#### Written task
Which lines of the records contain "Connected"? Collect every one of them.

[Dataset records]
* * * * * * *

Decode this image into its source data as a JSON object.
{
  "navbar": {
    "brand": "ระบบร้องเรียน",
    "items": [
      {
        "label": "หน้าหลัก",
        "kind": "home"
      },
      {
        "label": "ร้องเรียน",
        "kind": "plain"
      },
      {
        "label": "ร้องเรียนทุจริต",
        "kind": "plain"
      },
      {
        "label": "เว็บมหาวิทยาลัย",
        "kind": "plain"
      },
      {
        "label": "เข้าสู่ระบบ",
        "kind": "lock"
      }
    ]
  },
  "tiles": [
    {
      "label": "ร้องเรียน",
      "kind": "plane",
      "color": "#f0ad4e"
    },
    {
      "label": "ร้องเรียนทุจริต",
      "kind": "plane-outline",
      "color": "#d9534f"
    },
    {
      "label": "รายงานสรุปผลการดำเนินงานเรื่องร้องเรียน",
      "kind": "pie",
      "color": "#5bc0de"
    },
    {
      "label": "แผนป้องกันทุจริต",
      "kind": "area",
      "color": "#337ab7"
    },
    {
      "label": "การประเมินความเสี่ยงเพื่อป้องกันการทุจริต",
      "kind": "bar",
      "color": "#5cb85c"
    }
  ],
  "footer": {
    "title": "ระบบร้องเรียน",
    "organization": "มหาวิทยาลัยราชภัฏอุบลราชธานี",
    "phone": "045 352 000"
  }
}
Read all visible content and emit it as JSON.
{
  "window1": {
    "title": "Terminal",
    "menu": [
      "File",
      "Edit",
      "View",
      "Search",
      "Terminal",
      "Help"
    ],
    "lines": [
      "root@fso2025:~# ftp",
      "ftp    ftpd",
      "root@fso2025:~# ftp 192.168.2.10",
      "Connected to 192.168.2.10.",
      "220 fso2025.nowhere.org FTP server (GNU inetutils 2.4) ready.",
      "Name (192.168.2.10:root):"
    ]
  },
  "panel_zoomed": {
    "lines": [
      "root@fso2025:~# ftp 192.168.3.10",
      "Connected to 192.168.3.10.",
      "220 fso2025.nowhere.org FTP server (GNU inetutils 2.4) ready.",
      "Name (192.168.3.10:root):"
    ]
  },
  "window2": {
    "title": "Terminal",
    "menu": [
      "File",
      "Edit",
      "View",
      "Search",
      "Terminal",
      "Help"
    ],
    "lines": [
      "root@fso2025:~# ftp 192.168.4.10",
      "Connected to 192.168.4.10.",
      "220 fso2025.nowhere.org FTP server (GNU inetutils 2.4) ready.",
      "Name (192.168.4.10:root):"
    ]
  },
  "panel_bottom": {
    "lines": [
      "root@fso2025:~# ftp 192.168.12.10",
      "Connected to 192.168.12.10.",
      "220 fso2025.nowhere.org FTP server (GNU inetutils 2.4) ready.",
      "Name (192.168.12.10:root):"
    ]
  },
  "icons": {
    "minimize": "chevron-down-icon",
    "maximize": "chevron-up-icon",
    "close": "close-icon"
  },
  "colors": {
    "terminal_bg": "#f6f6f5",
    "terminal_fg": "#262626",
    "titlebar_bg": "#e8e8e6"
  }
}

* * * * * * *

#### Written response
      "Connected to 192.168.2.10.",
      "Connected to 192.168.3.10.",
      "Connected to 192.168.4.10.",
      "Connected to 192.168.12.10.",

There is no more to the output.